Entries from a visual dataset
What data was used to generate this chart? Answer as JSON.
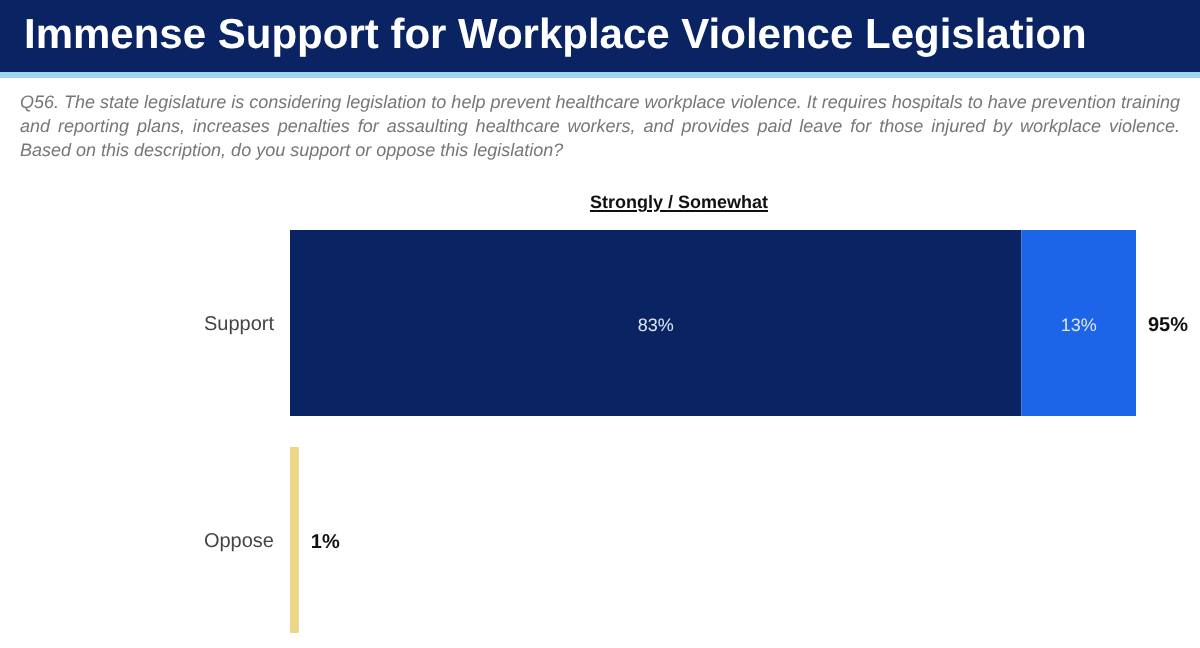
{
  "chart_data": {
    "type": "bar",
    "orientation": "horizontal",
    "stacked": true,
    "title": "Immense Support for Workplace Violence Legislation",
    "subtitle": "Q56. The state legislature is considering legislation to help prevent healthcare workplace violence. It requires hospitals to have prevention training and reporting plans, increases penalties for assaulting healthcare workers, and provides paid leave for those injured by workplace violence. Based on this description, do you support or oppose this legislation?",
    "annotations": [
      "Strongly / Somewhat"
    ],
    "categories": [
      "Support",
      "Oppose"
    ],
    "tick_labels": "y",
    "series": [
      {
        "colors": [
          "#0a2463",
          "#ecd68a"
        ],
        "values": [
          83,
          1
        ],
        "value_labels": [
          "83%",
          null
        ]
      },
      {
        "color": "#1c64e8",
        "values": [
          13,
          null
        ],
        "value_labels": [
          "13%",
          null
        ]
      }
    ],
    "totals": [
      "95%",
      "1%"
    ]
  }
}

▶ Instruction: None of the pictures should appear; repeat the records exactly otherwise.

▶ Result below:
What data was used to generate this chart? Answer as JSON.
{
  "chart_data": {
    "type": "bar",
    "orientation": "horizontal",
    "stacked": true,
    "title": "Immense Support for Workplace Violence Legislation",
    "subtitle": "Q56. The state legislature is considering legislation to help prevent healthcare workplace violence. It requires hospitals to have prevention training and reporting plans, increases penalties for assaulting healthcare workers, and provides paid leave for those injured by workplace violence. Based on this description, do you support or oppose this legislation?",
    "annotations": [
      "Strongly / Somewhat"
    ],
    "categories": [
      "Support",
      "Oppose"
    ],
    "tick_labels": "y",
    "series": [
      {
        "colors": [
          "#0a2463",
          "#ecd68a"
        ],
        "values": [
          83,
          1
        ],
        "value_labels": [
          "83%",
          null
        ]
      },
      {
        "color": "#1c64e8",
        "values": [
          13,
          null
        ],
        "value_labels": [
          "13%",
          null
        ]
      }
    ],
    "totals": [
      "95%",
      "1%"
    ]
  }
}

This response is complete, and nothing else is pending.